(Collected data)
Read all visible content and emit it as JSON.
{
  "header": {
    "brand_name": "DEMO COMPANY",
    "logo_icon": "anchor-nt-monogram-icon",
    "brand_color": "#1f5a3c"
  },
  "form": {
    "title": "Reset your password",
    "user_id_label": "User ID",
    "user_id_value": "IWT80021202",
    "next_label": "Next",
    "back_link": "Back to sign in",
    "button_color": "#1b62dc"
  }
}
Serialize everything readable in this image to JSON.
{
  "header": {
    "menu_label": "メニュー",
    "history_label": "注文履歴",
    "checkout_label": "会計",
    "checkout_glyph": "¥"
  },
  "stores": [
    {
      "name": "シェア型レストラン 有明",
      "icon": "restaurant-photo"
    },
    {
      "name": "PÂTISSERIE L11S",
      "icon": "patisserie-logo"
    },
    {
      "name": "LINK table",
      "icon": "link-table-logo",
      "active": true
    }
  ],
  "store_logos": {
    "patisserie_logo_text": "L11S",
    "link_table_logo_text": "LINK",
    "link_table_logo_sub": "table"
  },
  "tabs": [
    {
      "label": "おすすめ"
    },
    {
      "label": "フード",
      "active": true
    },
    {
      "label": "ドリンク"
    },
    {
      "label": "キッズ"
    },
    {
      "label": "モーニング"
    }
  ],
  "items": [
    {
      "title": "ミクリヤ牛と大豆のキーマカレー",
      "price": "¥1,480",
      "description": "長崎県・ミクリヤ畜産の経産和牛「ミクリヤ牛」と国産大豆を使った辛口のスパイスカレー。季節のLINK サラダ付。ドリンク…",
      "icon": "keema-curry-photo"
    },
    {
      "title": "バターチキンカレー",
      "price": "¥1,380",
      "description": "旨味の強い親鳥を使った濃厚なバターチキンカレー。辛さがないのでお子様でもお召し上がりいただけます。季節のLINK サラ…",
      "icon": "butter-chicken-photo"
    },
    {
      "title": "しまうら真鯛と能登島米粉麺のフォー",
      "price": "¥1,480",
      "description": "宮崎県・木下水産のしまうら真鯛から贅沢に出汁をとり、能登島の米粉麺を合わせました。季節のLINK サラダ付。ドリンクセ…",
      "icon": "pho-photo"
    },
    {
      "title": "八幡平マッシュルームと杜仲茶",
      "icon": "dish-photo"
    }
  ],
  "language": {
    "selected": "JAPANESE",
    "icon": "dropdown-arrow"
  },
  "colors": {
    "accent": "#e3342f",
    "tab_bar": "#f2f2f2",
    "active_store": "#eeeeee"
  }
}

GIVEN PROBLEM> Reproduce each entry exactly, leaving out nothing.

WRITTEN ANSWER>
Read all visible content and emit it as JSON.
{
  "header": {
    "brand_name": "DEMO COMPANY",
    "logo_icon": "anchor-nt-monogram-icon",
    "brand_color": "#1f5a3c"
  },
  "form": {
    "title": "Reset your password",
    "user_id_label": "User ID",
    "user_id_value": "IWT80021202",
    "next_label": "Next",
    "back_link": "Back to sign in",
    "button_color": "#1b62dc"
  }
}
Serialize everything readable in this image to JSON.
{
  "header": {
    "menu_label": "メニュー",
    "history_label": "注文履歴",
    "checkout_label": "会計",
    "checkout_glyph": "¥"
  },
  "stores": [
    {
      "name": "シェア型レストラン 有明",
      "icon": "restaurant-photo"
    },
    {
      "name": "PÂTISSERIE L11S",
      "icon": "patisserie-logo"
    },
    {
      "name": "LINK table",
      "icon": "link-table-logo",
      "active": true
    }
  ],
  "store_logos": {
    "patisserie_logo_text": "L11S",
    "link_table_logo_text": "LINK",
    "link_table_logo_sub": "table"
  },
  "tabs": [
    {
      "label": "おすすめ"
    },
    {
      "label": "フード",
      "active": true
    },
    {
      "label": "ドリンク"
    },
    {
      "label": "キッズ"
    },
    {
      "label": "モーニング"
    }
  ],
  "items": [
    {
      "title": "ミクリヤ牛と大豆のキーマカレー",
      "price": "¥1,480",
      "description": "長崎県・ミクリヤ畜産の経産和牛「ミクリヤ牛」と国産大豆を使った辛口のスパイスカレー。季節のLINK サラダ付。ドリンク…",
      "icon": "keema-curry-photo"
    },
    {
      "title": "バターチキンカレー",
      "price": "¥1,380",
      "description": "旨味の強い親鳥を使った濃厚なバターチキンカレー。辛さがないのでお子様でもお召し上がりいただけます。季節のLINK サラ…",
      "icon": "butter-chicken-photo"
    },
    {
      "title": "しまうら真鯛と能登島米粉麺のフォー",
      "price": "¥1,480",
      "description": "宮崎県・木下水産のしまうら真鯛から贅沢に出汁をとり、能登島の米粉麺を合わせました。季節のLINK サラダ付。ドリンクセ…",
      "icon": "pho-photo"
    },
    {
      "title": "八幡平マッシュルームと杜仲茶",
      "icon": "dish-photo"
    }
  ],
  "language": {
    "selected": "JAPANESE",
    "icon": "dropdown-arrow"
  },
  "colors": {
    "accent": "#e3342f",
    "tab_bar": "#f2f2f2",
    "active_store": "#eeeeee"
  }
}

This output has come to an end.